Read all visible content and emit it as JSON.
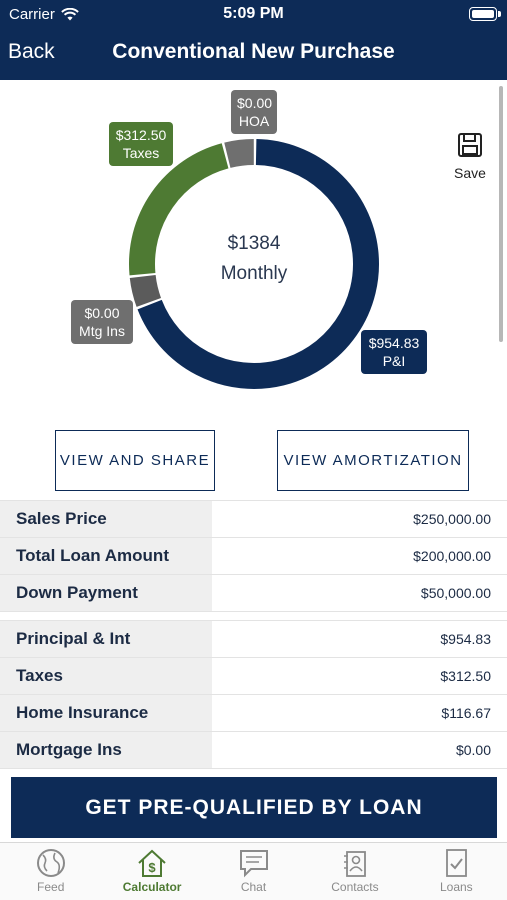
{
  "status": {
    "carrier": "Carrier",
    "time": "5:09 PM"
  },
  "nav": {
    "back_label": "Back",
    "title": "Conventional New Purchase"
  },
  "toolbar": {
    "save_label": "Save"
  },
  "chart_data": {
    "type": "pie",
    "variant": "donut",
    "center_value": "$1384",
    "center_label": "Monthly",
    "slices": [
      {
        "name": "P&I",
        "label": "$954.83",
        "value": 954.83,
        "color": "#0d2b57"
      },
      {
        "name": "Mtg Ins",
        "label": "$0.00",
        "value": 0.0,
        "color": "#5b5b5b"
      },
      {
        "name": "Taxes",
        "label": "$312.50",
        "value": 312.5,
        "color": "#4e7a33"
      },
      {
        "name": "HOA",
        "label": "$0.00",
        "value": 0.0,
        "color": "#6f6f6f"
      }
    ]
  },
  "actions": {
    "share_label": "VIEW AND SHARE",
    "amortization_label": "VIEW AMORTIZATION"
  },
  "loan_summary": [
    {
      "label": "Sales Price",
      "value": "$250,000.00"
    },
    {
      "label": "Total Loan Amount",
      "value": "$200,000.00"
    },
    {
      "label": "Down Payment",
      "value": "$50,000.00"
    }
  ],
  "payment_breakdown": [
    {
      "label": "Principal & Int",
      "value": "$954.83"
    },
    {
      "label": "Taxes",
      "value": "$312.50"
    },
    {
      "label": "Home Insurance",
      "value": "$116.67"
    },
    {
      "label": "Mortgage Ins",
      "value": "$0.00"
    }
  ],
  "cta": {
    "label": "GET PRE-QUALIFIED BY LOAN"
  },
  "tabs": [
    {
      "label": "Feed",
      "icon": "globe-icon"
    },
    {
      "label": "Calculator",
      "icon": "house-dollar-icon"
    },
    {
      "label": "Chat",
      "icon": "chat-bubble-icon"
    },
    {
      "label": "Contacts",
      "icon": "contacts-icon"
    },
    {
      "label": "Loans",
      "icon": "document-check-icon"
    }
  ],
  "colors": {
    "brand_navy": "#0d2b57",
    "accent_green": "#4e7a33",
    "gray": "#6f6f6f"
  }
}
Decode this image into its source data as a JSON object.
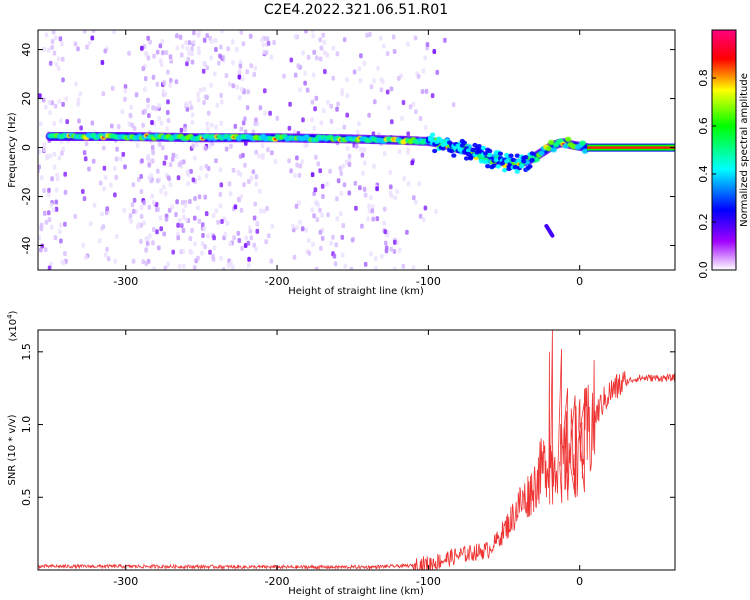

==============================

> **Exercise directions**: Leave out the pictures and transcribe everything else exactly.

> **In response**:
Read all visible content and emit it as JSON.
{
  "status": {
    "carrier": "Carrier",
    "time": "5:09 PM"
  },
  "nav": {
    "back_label": "Back",
    "title": "Conventional New Purchase"
  },
  "toolbar": {
    "save_label": "Save"
  },
  "chart_data": {
    "type": "pie",
    "variant": "donut",
    "center_value": "$1384",
    "center_label": "Monthly",
    "slices": [
      {
        "name": "P&I",
        "label": "$954.83",
        "value": 954.83,
        "color": "#0d2b57"
      },
      {
        "name": "Mtg Ins",
        "label": "$0.00",
        "value": 0.0,
        "color": "#5b5b5b"
      },
      {
        "name": "Taxes",
        "label": "$312.50",
        "value": 312.5,
        "color": "#4e7a33"
      },
      {
        "name": "HOA",
        "label": "$0.00",
        "value": 0.0,
        "color": "#6f6f6f"
      }
    ]
  },
  "actions": {
    "share_label": "VIEW AND SHARE",
    "amortization_label": "VIEW AMORTIZATION"
  },
  "loan_summary": [
    {
      "label": "Sales Price",
      "value": "$250,000.00"
    },
    {
      "label": "Total Loan Amount",
      "value": "$200,000.00"
    },
    {
      "label": "Down Payment",
      "value": "$50,000.00"
    }
  ],
  "payment_breakdown": [
    {
      "label": "Principal & Int",
      "value": "$954.83"
    },
    {
      "label": "Taxes",
      "value": "$312.50"
    },
    {
      "label": "Home Insurance",
      "value": "$116.67"
    },
    {
      "label": "Mortgage Ins",
      "value": "$0.00"
    }
  ],
  "cta": {
    "label": "GET PRE-QUALIFIED BY LOAN"
  },
  "tabs": [
    {
      "label": "Feed",
      "icon": "globe-icon"
    },
    {
      "label": "Calculator",
      "icon": "house-dollar-icon"
    },
    {
      "label": "Chat",
      "icon": "chat-bubble-icon"
    },
    {
      "label": "Contacts",
      "icon": "contacts-icon"
    },
    {
      "label": "Loans",
      "icon": "document-check-icon"
    }
  ],
  "colors": {
    "brand_navy": "#0d2b57",
    "accent_green": "#4e7a33",
    "gray": "#6f6f6f"
  }
}
Decode this image into its source data as a JSON object.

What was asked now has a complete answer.